>> START Raw records

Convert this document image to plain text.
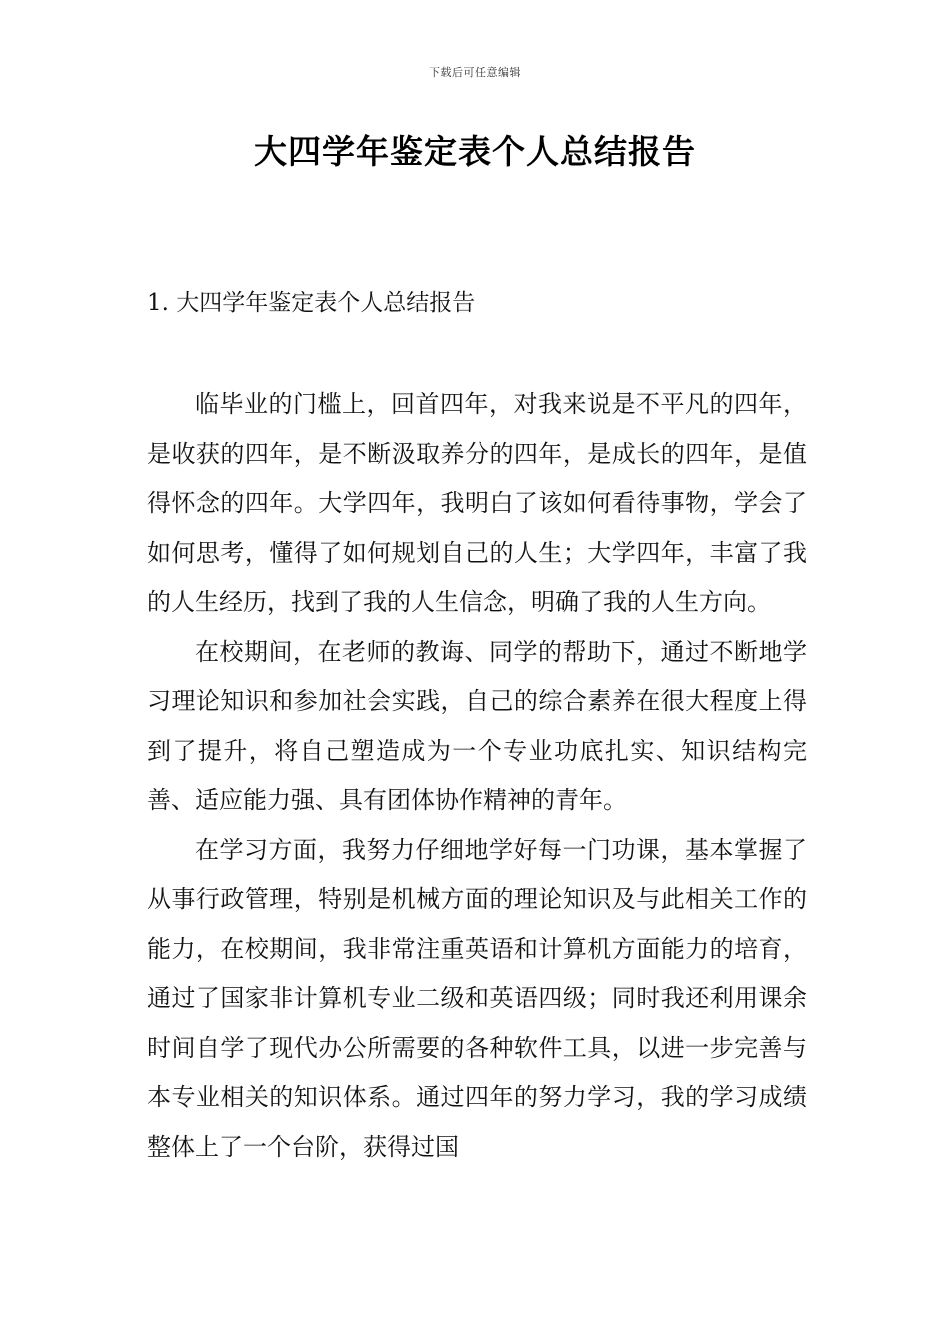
下载后可任意编辑
大四学年鉴定表个人总结报告
1. 大四学年鉴定表个人总结报告

临毕业的门槛上，回首四年，对我来说是不平凡的四年，是收获的四年，是不断汲取养分的四年，是成长的四年，是值得怀念的四年。大学四年，我明白了该如何看待事物，学会了如何思考，懂得了如何规划自己的人生；大学四年，丰富了我的人生经历，找到了我的人生信念，明确了我的人生方向。

在校期间，在老师的教诲、同学的帮助下，通过不断地学习理论知识和参加社会实践，自己的综合素养在很大程度上得到了提升，将自己塑造成为一个专业功底扎实、知识结构完善、适应能力强、具有团体协作精神的青年。

在学习方面，我努力仔细地学好每一门功课，基本掌握了从事行政管理，特别是机械方面的理论知识及与此相关工作的能力，在校期间，我非常注重英语和计算机方面能力的培育，通过了国家非计算机专业二级和英语四级；同时我还利用课余时间自学了现代办公所需要的各种软件工具，以进一步完善与本专业相关的知识体系。通过四年的努力学习，我的学习成绩整体上了一个台阶，获得过国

>> END Raw records

*What is needed*
Pictures stay out; reproduce every line of the records exactly.

*Exercise answer*
Convert this document image to plain text.
下载后可任意编辑
大四学年鉴定表个人总结报告
1. 大四学年鉴定表个人总结报告

临毕业的门槛上，回首四年，对我来说是不平凡的四年，是收获的四年，是不断汲取养分的四年，是成长的四年，是值得怀念的四年。大学四年，我明白了该如何看待事物，学会了如何思考，懂得了如何规划自己的人生；大学四年，丰富了我的人生经历，找到了我的人生信念，明确了我的人生方向。

在校期间，在老师的教诲、同学的帮助下，通过不断地学习理论知识和参加社会实践，自己的综合素养在很大程度上得到了提升，将自己塑造成为一个专业功底扎实、知识结构完善、适应能力强、具有团体协作精神的青年。

在学习方面，我努力仔细地学好每一门功课，基本掌握了从事行政管理，特别是机械方面的理论知识及与此相关工作的能力，在校期间，我非常注重英语和计算机方面能力的培育，通过了国家非计算机专业二级和英语四级；同时我还利用课余时间自学了现代办公所需要的各种软件工具，以进一步完善与本专业相关的知识体系。通过四年的努力学习，我的学习成绩整体上了一个台阶，获得过国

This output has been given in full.